* **PROBLEM TO SOLVE**
Check every line below for the word "this" and copy each one that has it.

** start ITEMS **

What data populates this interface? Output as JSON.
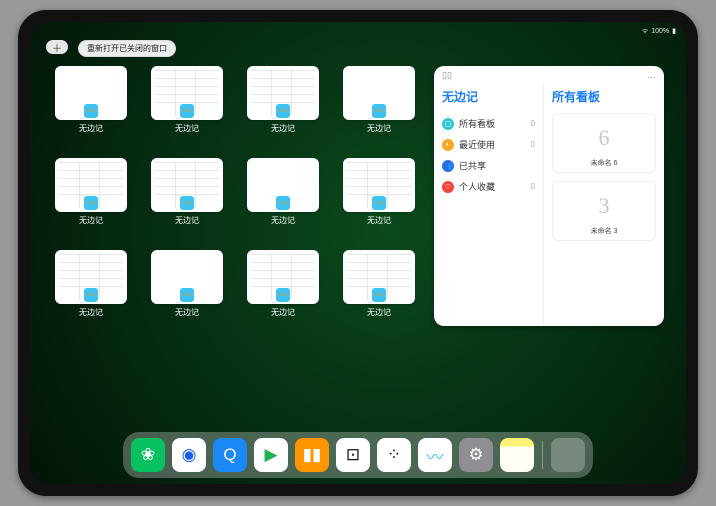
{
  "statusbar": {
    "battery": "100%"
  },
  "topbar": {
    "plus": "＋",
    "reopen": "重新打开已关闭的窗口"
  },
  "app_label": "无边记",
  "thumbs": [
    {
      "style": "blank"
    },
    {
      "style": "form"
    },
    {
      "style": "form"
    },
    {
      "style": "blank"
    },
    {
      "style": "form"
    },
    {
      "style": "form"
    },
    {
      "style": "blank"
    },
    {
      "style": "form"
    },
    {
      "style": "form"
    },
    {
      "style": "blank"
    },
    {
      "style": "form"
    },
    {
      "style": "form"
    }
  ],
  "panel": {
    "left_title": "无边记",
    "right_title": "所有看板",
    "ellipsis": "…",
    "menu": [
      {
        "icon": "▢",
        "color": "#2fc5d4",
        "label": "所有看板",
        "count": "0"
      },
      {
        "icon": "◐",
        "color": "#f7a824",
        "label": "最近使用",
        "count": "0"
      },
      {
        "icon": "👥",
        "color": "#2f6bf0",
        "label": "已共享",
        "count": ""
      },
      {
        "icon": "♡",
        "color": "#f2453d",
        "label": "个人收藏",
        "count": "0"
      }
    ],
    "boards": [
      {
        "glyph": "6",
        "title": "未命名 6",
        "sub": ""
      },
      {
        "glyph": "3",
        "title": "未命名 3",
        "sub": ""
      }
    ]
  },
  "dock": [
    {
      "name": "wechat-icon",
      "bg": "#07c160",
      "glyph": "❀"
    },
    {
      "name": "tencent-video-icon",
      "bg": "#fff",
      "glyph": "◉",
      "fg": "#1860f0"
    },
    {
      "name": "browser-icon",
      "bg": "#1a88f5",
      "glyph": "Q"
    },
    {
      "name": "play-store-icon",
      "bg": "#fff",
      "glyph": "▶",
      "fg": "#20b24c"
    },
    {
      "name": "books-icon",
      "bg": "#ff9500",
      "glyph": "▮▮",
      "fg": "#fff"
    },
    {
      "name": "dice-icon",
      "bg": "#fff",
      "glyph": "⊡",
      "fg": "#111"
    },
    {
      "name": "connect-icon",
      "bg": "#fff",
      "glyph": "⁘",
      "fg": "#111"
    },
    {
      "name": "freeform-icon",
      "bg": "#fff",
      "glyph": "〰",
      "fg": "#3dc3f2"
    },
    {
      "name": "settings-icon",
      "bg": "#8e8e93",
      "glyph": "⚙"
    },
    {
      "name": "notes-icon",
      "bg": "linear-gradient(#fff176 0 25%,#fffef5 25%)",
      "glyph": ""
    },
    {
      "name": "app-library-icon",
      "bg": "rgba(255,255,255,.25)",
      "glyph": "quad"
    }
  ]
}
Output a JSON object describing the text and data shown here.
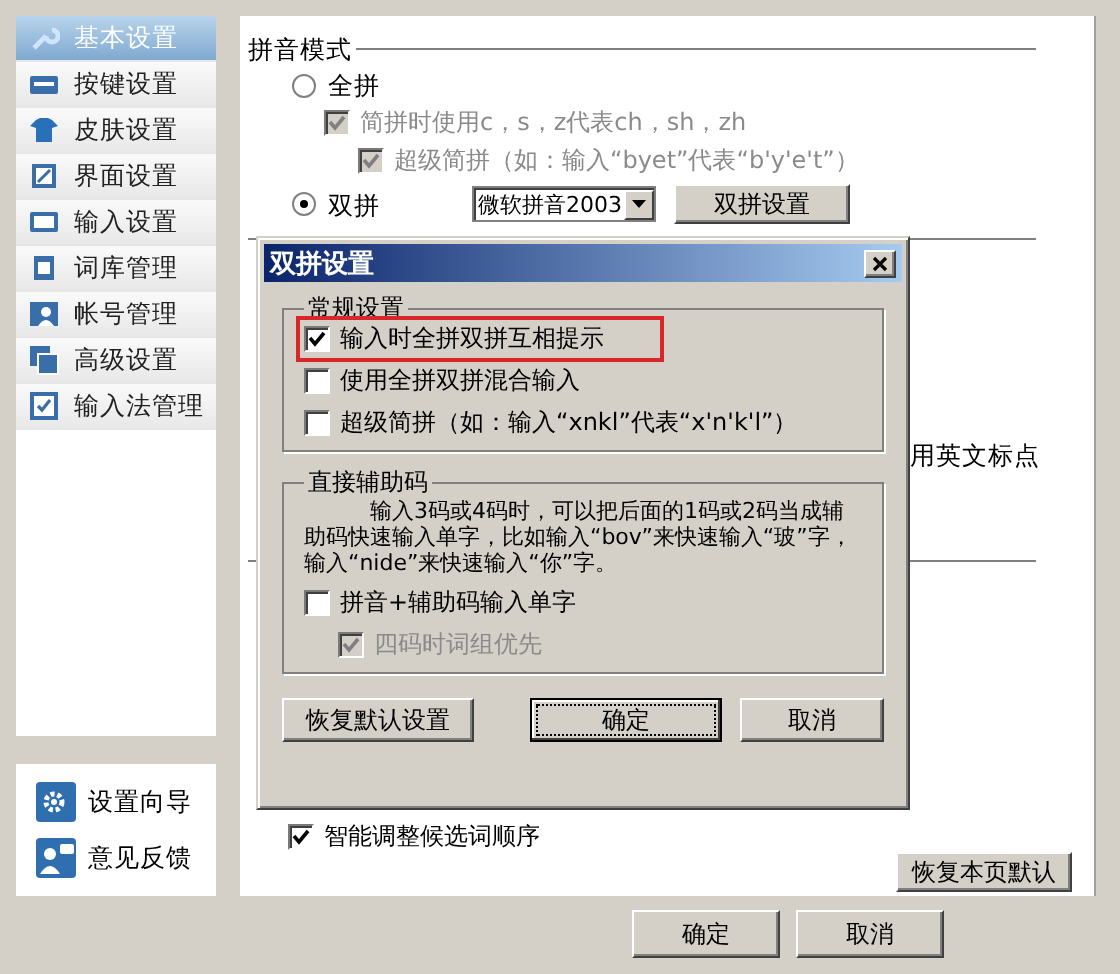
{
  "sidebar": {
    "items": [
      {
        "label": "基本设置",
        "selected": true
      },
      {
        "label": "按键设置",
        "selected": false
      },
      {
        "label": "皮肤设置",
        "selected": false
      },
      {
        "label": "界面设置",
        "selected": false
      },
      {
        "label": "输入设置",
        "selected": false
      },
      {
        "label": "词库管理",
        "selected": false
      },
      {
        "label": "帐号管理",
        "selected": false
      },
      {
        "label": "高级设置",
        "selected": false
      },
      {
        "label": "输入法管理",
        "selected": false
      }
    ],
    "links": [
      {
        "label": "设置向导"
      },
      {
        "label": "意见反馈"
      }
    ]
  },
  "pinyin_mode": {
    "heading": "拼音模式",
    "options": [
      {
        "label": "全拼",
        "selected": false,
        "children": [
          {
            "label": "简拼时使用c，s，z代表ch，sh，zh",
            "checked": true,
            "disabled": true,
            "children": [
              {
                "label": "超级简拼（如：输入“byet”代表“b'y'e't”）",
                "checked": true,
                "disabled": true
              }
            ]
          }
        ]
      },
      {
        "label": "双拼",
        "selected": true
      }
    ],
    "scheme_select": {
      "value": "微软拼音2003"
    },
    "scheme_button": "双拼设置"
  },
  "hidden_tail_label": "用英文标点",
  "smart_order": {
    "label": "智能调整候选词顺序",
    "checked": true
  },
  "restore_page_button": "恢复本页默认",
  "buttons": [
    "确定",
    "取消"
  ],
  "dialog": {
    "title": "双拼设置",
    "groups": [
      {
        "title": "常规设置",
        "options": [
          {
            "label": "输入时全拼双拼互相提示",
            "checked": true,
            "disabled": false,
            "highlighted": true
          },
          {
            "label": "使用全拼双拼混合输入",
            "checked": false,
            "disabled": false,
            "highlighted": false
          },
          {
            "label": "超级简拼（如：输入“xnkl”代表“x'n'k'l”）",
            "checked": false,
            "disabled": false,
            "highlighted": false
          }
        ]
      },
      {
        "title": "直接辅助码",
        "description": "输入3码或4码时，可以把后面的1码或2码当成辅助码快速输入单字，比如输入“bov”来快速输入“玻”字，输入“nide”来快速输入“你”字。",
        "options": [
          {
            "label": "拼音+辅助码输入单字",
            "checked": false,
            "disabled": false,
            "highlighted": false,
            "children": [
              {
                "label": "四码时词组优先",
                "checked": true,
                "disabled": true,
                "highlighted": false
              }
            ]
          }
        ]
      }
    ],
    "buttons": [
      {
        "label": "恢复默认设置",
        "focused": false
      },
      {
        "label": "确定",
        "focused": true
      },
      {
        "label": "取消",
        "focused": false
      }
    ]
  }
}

** end ITEMS **
** start ITEMS **

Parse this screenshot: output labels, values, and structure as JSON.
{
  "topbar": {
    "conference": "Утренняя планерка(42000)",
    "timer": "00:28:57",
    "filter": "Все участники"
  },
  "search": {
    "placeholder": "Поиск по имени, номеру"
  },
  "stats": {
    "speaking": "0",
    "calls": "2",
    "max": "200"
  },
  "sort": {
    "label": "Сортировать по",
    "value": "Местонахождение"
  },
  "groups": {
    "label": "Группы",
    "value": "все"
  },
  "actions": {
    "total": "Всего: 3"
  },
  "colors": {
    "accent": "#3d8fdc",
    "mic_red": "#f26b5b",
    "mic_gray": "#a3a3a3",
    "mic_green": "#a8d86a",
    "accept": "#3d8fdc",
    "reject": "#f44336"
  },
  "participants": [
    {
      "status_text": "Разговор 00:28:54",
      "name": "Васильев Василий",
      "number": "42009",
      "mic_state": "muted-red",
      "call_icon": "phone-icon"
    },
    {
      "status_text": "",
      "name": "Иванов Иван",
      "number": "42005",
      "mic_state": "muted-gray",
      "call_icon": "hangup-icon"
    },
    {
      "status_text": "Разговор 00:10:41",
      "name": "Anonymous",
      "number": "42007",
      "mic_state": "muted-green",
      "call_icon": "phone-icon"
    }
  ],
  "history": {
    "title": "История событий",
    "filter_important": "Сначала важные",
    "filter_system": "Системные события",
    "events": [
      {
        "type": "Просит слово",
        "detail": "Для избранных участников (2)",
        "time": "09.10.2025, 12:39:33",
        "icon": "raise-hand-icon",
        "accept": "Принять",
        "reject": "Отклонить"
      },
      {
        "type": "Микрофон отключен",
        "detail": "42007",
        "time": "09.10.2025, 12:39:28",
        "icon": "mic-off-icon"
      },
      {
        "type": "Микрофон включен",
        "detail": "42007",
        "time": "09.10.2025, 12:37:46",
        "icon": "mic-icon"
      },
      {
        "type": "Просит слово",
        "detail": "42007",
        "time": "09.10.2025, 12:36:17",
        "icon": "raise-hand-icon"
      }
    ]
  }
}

** end ITEMS **

* **WORKED ANSWER**
What data populates this interface? Output as JSON.
Parse this screenshot: output labels, values, and structure as JSON.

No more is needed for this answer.